━━ Records to process

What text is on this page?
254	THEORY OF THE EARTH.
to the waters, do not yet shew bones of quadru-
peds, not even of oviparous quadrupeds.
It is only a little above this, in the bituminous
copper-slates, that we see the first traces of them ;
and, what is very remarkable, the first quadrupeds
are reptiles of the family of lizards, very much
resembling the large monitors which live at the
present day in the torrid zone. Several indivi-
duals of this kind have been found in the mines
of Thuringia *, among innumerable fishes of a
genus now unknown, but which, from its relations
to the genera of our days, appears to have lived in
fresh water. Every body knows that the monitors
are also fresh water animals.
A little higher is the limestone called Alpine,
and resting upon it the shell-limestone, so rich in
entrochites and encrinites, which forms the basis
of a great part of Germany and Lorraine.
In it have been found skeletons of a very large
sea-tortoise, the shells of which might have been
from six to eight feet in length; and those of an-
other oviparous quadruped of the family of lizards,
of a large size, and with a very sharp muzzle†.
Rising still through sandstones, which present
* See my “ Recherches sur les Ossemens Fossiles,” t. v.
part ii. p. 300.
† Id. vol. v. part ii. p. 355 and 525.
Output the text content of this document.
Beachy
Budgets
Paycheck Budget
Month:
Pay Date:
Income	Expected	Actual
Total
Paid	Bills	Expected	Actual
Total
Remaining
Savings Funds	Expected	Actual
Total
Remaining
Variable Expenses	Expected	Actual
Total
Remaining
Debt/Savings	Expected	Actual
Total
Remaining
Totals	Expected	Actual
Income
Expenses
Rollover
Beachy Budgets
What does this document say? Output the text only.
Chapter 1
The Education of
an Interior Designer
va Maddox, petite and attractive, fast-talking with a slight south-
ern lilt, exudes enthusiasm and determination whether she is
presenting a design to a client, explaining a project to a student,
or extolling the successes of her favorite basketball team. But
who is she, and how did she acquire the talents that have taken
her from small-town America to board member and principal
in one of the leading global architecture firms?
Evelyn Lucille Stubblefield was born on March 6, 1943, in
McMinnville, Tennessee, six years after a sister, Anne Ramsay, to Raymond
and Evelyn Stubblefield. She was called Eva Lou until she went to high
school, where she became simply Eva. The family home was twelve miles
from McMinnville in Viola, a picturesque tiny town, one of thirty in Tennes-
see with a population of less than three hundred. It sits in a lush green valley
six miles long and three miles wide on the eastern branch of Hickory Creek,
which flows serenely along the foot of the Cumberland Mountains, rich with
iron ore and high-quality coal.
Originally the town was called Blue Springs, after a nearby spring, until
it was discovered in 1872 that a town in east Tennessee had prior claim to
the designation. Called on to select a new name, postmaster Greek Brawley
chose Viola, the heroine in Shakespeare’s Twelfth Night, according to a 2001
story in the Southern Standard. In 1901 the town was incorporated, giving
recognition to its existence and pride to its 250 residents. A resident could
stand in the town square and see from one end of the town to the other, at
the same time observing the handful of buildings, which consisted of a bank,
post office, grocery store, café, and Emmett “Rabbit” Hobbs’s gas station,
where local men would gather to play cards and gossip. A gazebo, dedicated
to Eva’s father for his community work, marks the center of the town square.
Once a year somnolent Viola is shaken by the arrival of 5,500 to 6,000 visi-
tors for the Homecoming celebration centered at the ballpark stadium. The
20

━━━━

What to produce - State the count of lines in the data holding the word "with", adding nothing to it.

The response - 4